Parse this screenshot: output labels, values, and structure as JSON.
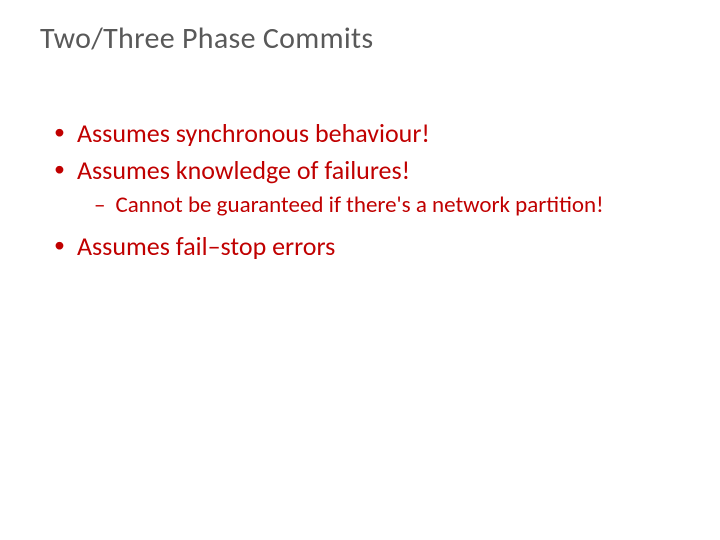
{
  "slide": {
    "title": "Two/Three Phase Commits",
    "bullets": [
      {
        "level": 1,
        "text": "Assumes synchronous behaviour!"
      },
      {
        "level": 1,
        "text": "Assumes knowledge of failures!"
      },
      {
        "level": 2,
        "text": "Cannot be guaranteed if there's a network partition!"
      },
      {
        "level": 1,
        "text": "Assumes fail–stop errors"
      }
    ]
  },
  "markers": {
    "l1": "•",
    "l2": "–"
  }
}
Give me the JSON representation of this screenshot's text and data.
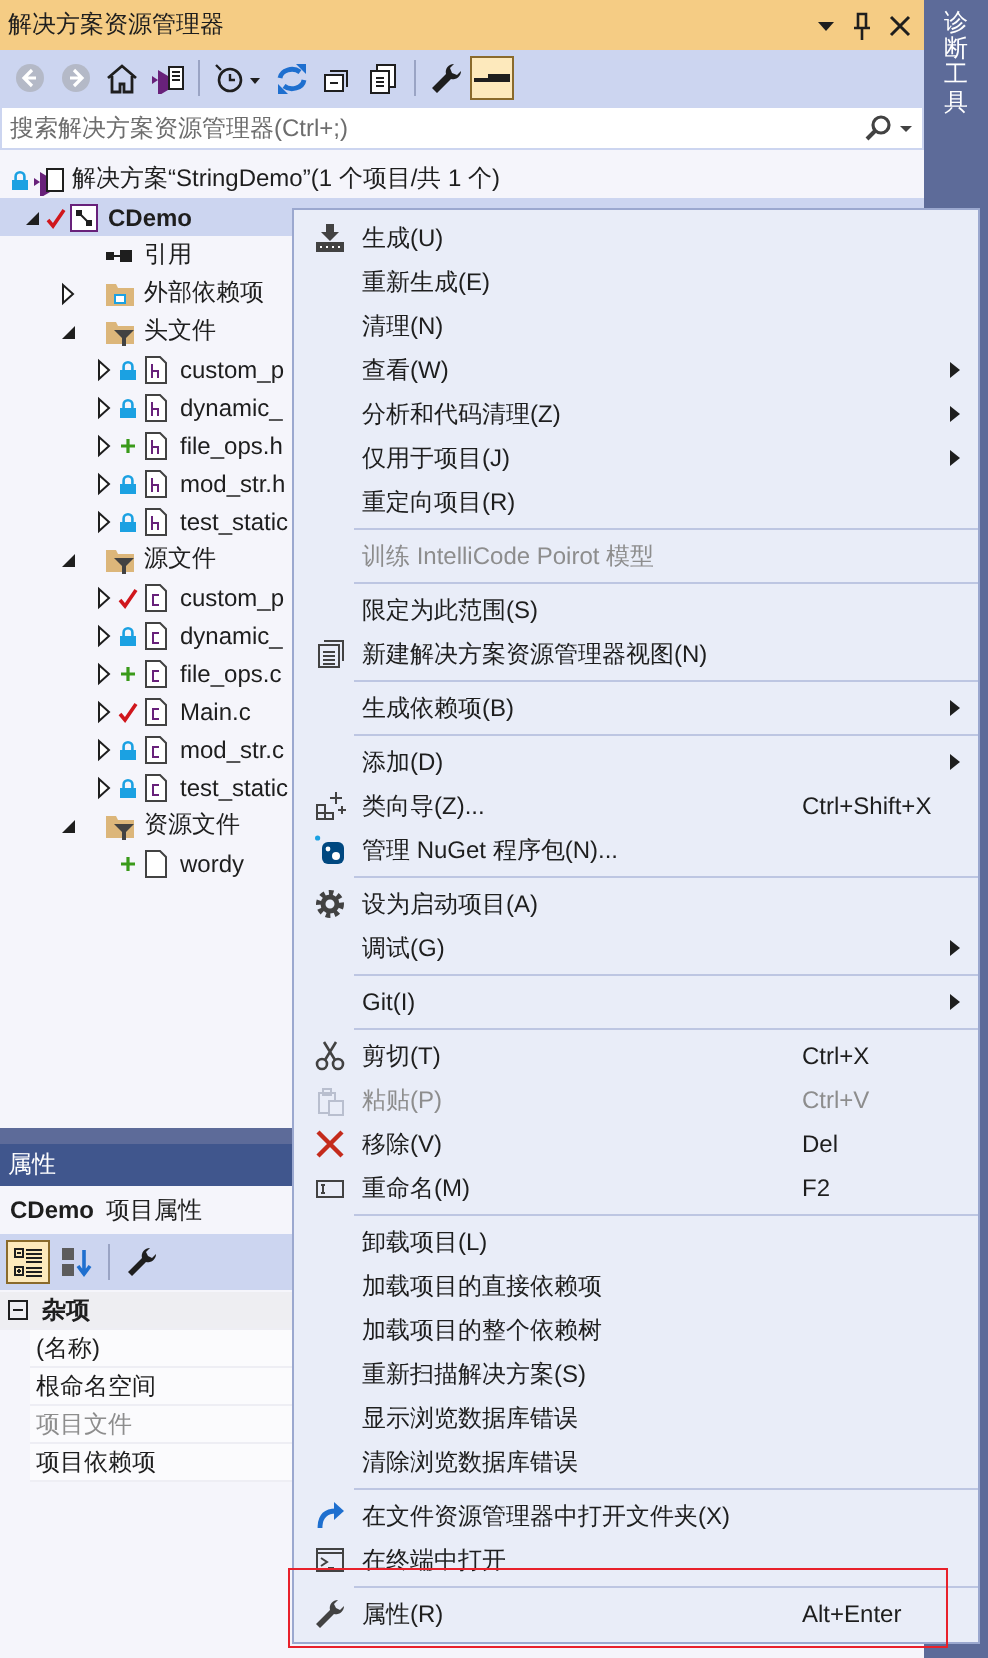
{
  "window": {
    "title": "解决方案资源管理器"
  },
  "toolbar": [
    {
      "kind": "back",
      "disabled": true,
      "on": false
    },
    {
      "kind": "forward",
      "disabled": true,
      "on": false
    },
    {
      "kind": "home",
      "disabled": false,
      "on": false
    },
    {
      "kind": "switch-views",
      "disabled": false,
      "on": false
    },
    {
      "kind": "separator"
    },
    {
      "kind": "history",
      "disabled": false,
      "on": false
    },
    {
      "kind": "refresh",
      "disabled": false,
      "on": false
    },
    {
      "kind": "collapse",
      "disabled": false,
      "on": false
    },
    {
      "kind": "copy",
      "disabled": false,
      "on": false
    },
    {
      "kind": "separator"
    },
    {
      "kind": "wrench",
      "disabled": false,
      "on": false
    },
    {
      "kind": "preview",
      "disabled": false,
      "on": true
    }
  ],
  "search": {
    "placeholder": "搜索解决方案资源管理器(Ctrl+;)"
  },
  "tree": [
    {
      "label": "解决方案“StringDemo”(1 个项目/共 1 个)",
      "kind": "solution",
      "locked": true,
      "edited": false,
      "added": false,
      "selected": false,
      "children": [
        {
          "label": "CDemo",
          "kind": "project",
          "locked": false,
          "edited": true,
          "added": false,
          "expanded": true,
          "selected": true,
          "children": [
            {
              "label": "引用",
              "kind": "references",
              "locked": false,
              "edited": false,
              "added": false,
              "selected": false
            },
            {
              "label": "外部依赖项",
              "kind": "external",
              "locked": false,
              "edited": false,
              "added": false,
              "expanded": false,
              "selected": false
            },
            {
              "label": "头文件",
              "kind": "filter",
              "locked": false,
              "edited": false,
              "added": false,
              "expanded": true,
              "selected": false,
              "children": [
                {
                  "label": "custom_p",
                  "kind": "header",
                  "locked": true,
                  "edited": false,
                  "added": false,
                  "expanded": false,
                  "selected": false
                },
                {
                  "label": "dynamic_",
                  "kind": "header",
                  "locked": true,
                  "edited": false,
                  "added": false,
                  "expanded": false,
                  "selected": false
                },
                {
                  "label": "file_ops.h",
                  "kind": "header",
                  "locked": false,
                  "edited": false,
                  "added": true,
                  "expanded": false,
                  "selected": false
                },
                {
                  "label": "mod_str.h",
                  "kind": "header",
                  "locked": true,
                  "edited": false,
                  "added": false,
                  "expanded": false,
                  "selected": false
                },
                {
                  "label": "test_static",
                  "kind": "header",
                  "locked": true,
                  "edited": false,
                  "added": false,
                  "expanded": false,
                  "selected": false
                }
              ]
            },
            {
              "label": "源文件",
              "kind": "filter",
              "locked": false,
              "edited": false,
              "added": false,
              "expanded": true,
              "selected": false,
              "children": [
                {
                  "label": "custom_p",
                  "kind": "source",
                  "locked": false,
                  "edited": true,
                  "added": false,
                  "expanded": false,
                  "selected": false
                },
                {
                  "label": "dynamic_",
                  "kind": "source",
                  "locked": true,
                  "edited": false,
                  "added": false,
                  "expanded": false,
                  "selected": false
                },
                {
                  "label": "file_ops.c",
                  "kind": "source",
                  "locked": false,
                  "edited": false,
                  "added": true,
                  "expanded": false,
                  "selected": false
                },
                {
                  "label": "Main.c",
                  "kind": "source",
                  "locked": false,
                  "edited": true,
                  "added": false,
                  "expanded": false,
                  "selected": false
                },
                {
                  "label": "mod_str.c",
                  "kind": "source",
                  "locked": true,
                  "edited": false,
                  "added": false,
                  "expanded": false,
                  "selected": false
                },
                {
                  "label": "test_static",
                  "kind": "source",
                  "locked": true,
                  "edited": false,
                  "added": false,
                  "expanded": false,
                  "selected": false
                }
              ]
            },
            {
              "label": "资源文件",
              "kind": "filter",
              "locked": false,
              "edited": false,
              "added": false,
              "expanded": true,
              "selected": false,
              "children": [
                {
                  "label": "wordy",
                  "kind": "file",
                  "locked": false,
                  "edited": false,
                  "added": true,
                  "selected": false
                }
              ]
            }
          ]
        }
      ]
    }
  ],
  "properties": {
    "title": "属性",
    "subject": "CDemo",
    "subject_type": "项目属性",
    "toolbar": [
      {
        "kind": "categorized",
        "on": true
      },
      {
        "kind": "alphabetical",
        "on": false
      },
      {
        "kind": "pages",
        "on": false
      }
    ],
    "category": {
      "label": "杂项",
      "expanded": true,
      "rows": [
        {
          "name": "(名称)",
          "disabled": false
        },
        {
          "name": "根命名空间",
          "disabled": false
        },
        {
          "name": "项目文件",
          "disabled": true
        },
        {
          "name": "项目依赖项",
          "disabled": false
        }
      ]
    }
  },
  "context_menu": [
    {
      "kind": "build",
      "label": "生成(U)",
      "submenu": false,
      "disabled": false
    },
    {
      "kind": "plain",
      "label": "重新生成(E)",
      "submenu": false,
      "disabled": false
    },
    {
      "kind": "plain",
      "label": "清理(N)",
      "submenu": false,
      "disabled": false
    },
    {
      "kind": "plain",
      "label": "查看(W)",
      "submenu": true,
      "disabled": false
    },
    {
      "kind": "plain",
      "label": "分析和代码清理(Z)",
      "submenu": true,
      "disabled": false
    },
    {
      "kind": "plain",
      "label": "仅用于项目(J)",
      "submenu": true,
      "disabled": false
    },
    {
      "kind": "plain",
      "label": "重定向项目(R)",
      "submenu": false,
      "disabled": false
    },
    {
      "kind": "separator"
    },
    {
      "kind": "plain",
      "label": "训练 IntelliCode Poirot 模型",
      "submenu": false,
      "disabled": true
    },
    {
      "kind": "separator"
    },
    {
      "kind": "plain",
      "label": "限定为此范围(S)",
      "submenu": false,
      "disabled": false
    },
    {
      "kind": "new-view",
      "label": "新建解决方案资源管理器视图(N)",
      "submenu": false,
      "disabled": false
    },
    {
      "kind": "separator"
    },
    {
      "kind": "plain",
      "label": "生成依赖项(B)",
      "submenu": true,
      "disabled": false
    },
    {
      "kind": "separator"
    },
    {
      "kind": "plain",
      "label": "添加(D)",
      "submenu": true,
      "disabled": false
    },
    {
      "kind": "class-wizard",
      "label": "类向导(Z)...",
      "shortcut": "Ctrl+Shift+X",
      "submenu": false,
      "disabled": false
    },
    {
      "kind": "package",
      "label": "管理 NuGet 程序包(N)...",
      "submenu": false,
      "disabled": false
    },
    {
      "kind": "separator"
    },
    {
      "kind": "gear",
      "label": "设为启动项目(A)",
      "submenu": false,
      "disabled": false
    },
    {
      "kind": "plain",
      "label": "调试(G)",
      "submenu": true,
      "disabled": false
    },
    {
      "kind": "separator"
    },
    {
      "kind": "plain",
      "label": "Git(I)",
      "submenu": true,
      "disabled": false
    },
    {
      "kind": "separator"
    },
    {
      "kind": "cut",
      "label": "剪切(T)",
      "shortcut": "Ctrl+X",
      "submenu": false,
      "disabled": false
    },
    {
      "kind": "paste",
      "label": "粘贴(P)",
      "shortcut": "Ctrl+V",
      "submenu": false,
      "disabled": true
    },
    {
      "kind": "remove",
      "label": "移除(V)",
      "shortcut": "Del",
      "submenu": false,
      "disabled": false
    },
    {
      "kind": "rename",
      "label": "重命名(M)",
      "shortcut": "F2",
      "submenu": false,
      "disabled": false
    },
    {
      "kind": "separator"
    },
    {
      "kind": "plain",
      "label": "卸载项目(L)",
      "submenu": false,
      "disabled": false
    },
    {
      "kind": "plain",
      "label": "加载项目的直接依赖项",
      "submenu": false,
      "disabled": false
    },
    {
      "kind": "plain",
      "label": "加载项目的整个依赖树",
      "submenu": false,
      "disabled": false
    },
    {
      "kind": "plain",
      "label": "重新扫描解决方案(S)",
      "submenu": false,
      "disabled": false
    },
    {
      "kind": "plain",
      "label": "显示浏览数据库错误",
      "submenu": false,
      "disabled": false
    },
    {
      "kind": "plain",
      "label": "清除浏览数据库错误",
      "submenu": false,
      "disabled": false
    },
    {
      "kind": "separator"
    },
    {
      "kind": "open-folder",
      "label": "在文件资源管理器中打开文件夹(X)",
      "submenu": false,
      "disabled": false
    },
    {
      "kind": "terminal",
      "label": "在终端中打开",
      "submenu": false,
      "disabled": false
    },
    {
      "kind": "separator"
    },
    {
      "kind": "wrench",
      "label": "属性(R)",
      "shortcut": "Alt+Enter",
      "submenu": false,
      "disabled": false
    }
  ],
  "side_tab": {
    "label": "诊断工具"
  }
}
........
**Directions for this task**:
From the entries above, extract each line containing "screenshot".

**Result of this exercise**:
Parse this screenshot: output labels, values, and structure as JSON.
Give me the JSON representation of this screenshot's text and data.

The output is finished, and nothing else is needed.